→ **DIRECTIONS**
Copy each line in which the string "text" occurs.

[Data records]
##############################

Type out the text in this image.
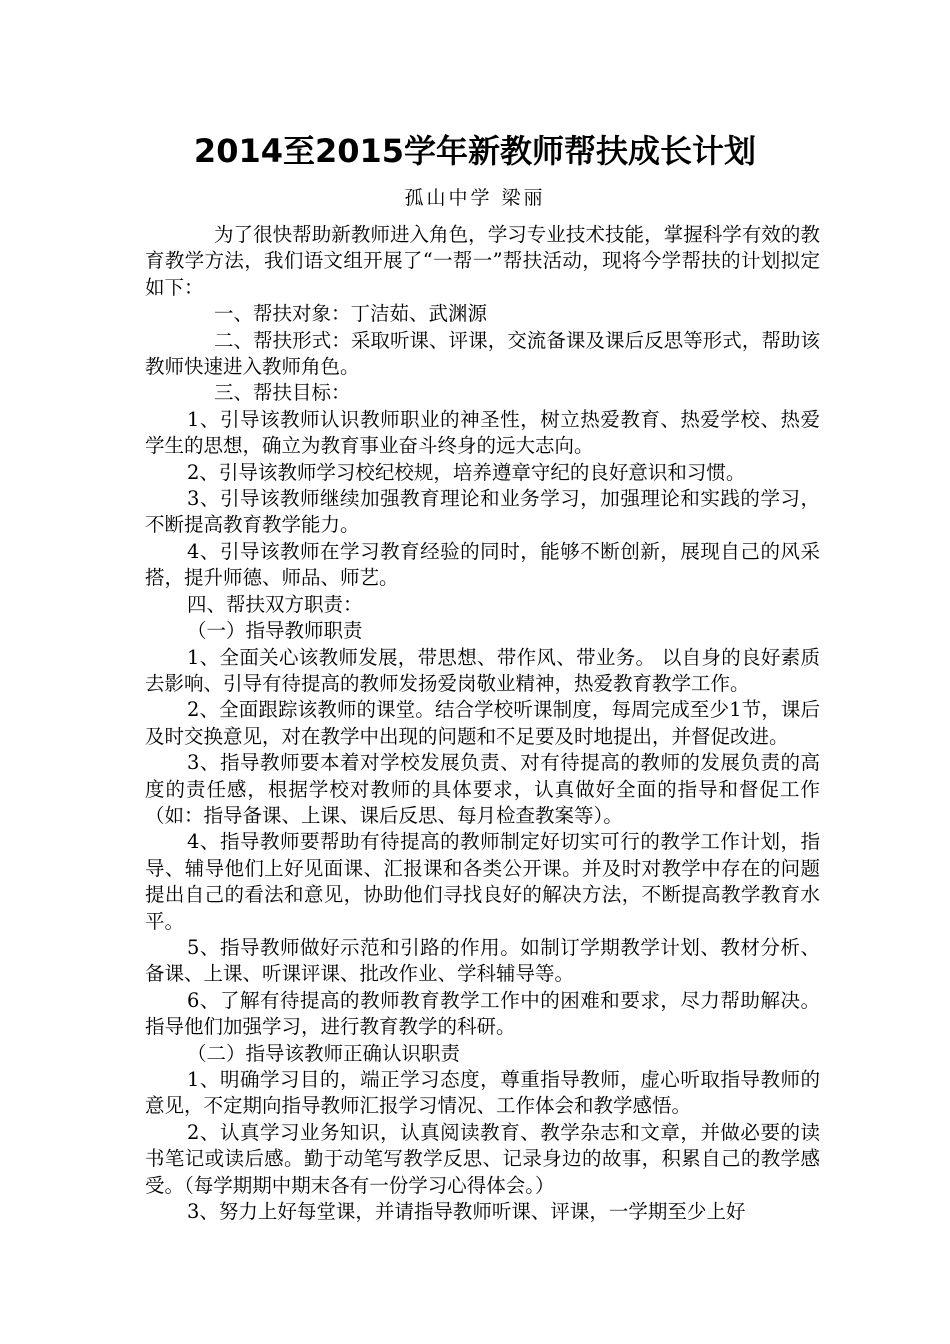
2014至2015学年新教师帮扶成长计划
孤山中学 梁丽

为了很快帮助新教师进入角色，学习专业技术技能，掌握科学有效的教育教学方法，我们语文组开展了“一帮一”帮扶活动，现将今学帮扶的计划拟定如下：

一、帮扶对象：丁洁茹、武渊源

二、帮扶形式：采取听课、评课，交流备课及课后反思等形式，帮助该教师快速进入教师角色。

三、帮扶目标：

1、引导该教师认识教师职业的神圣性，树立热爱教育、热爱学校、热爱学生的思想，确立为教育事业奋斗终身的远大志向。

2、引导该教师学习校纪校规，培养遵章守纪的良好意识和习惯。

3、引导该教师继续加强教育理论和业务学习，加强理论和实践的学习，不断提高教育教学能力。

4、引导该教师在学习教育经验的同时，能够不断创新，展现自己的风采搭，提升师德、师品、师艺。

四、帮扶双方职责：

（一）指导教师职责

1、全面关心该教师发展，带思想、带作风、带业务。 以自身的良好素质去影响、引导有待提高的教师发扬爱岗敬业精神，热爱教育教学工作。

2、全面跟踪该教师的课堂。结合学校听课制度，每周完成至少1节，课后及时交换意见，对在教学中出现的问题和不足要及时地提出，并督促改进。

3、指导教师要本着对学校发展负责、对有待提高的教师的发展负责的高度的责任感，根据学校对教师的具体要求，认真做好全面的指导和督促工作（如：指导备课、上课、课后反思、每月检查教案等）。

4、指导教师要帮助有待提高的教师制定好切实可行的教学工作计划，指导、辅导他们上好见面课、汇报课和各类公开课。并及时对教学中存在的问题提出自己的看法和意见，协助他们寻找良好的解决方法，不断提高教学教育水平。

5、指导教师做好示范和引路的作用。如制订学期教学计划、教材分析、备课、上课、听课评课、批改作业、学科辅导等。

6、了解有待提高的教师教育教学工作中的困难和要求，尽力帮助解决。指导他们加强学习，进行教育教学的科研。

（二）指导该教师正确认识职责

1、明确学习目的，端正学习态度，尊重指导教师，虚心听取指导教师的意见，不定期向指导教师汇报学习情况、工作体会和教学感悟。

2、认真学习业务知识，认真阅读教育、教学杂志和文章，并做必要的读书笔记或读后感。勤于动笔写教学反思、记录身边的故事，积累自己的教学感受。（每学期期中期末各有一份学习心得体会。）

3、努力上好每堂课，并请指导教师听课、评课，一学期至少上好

##############################

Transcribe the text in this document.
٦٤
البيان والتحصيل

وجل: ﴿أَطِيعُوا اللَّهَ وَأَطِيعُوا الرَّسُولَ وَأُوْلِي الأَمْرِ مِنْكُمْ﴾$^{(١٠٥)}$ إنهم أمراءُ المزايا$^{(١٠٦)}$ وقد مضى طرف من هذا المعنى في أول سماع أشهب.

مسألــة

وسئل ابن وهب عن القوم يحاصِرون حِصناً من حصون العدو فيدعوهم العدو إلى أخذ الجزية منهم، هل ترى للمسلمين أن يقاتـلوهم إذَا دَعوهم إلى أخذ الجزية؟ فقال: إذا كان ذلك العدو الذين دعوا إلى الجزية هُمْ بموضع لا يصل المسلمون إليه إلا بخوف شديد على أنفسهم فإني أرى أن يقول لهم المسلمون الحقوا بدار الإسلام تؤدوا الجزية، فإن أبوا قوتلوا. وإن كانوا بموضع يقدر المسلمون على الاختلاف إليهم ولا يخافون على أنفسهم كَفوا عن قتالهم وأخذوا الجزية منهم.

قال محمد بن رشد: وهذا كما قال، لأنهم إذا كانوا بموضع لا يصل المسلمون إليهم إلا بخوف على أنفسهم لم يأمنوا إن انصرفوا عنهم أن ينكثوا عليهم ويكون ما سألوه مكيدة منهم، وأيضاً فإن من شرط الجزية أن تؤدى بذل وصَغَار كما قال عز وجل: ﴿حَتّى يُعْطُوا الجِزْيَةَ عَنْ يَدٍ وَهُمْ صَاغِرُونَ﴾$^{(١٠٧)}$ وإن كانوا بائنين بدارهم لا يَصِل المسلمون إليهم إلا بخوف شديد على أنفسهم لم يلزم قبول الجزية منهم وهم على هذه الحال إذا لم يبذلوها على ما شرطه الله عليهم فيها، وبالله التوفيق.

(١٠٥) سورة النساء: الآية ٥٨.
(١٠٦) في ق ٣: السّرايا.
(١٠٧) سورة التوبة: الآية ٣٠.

##############################

→ **PROBLEM SOLUTION**
Type out the text in this image.
Transcribe the text in this document.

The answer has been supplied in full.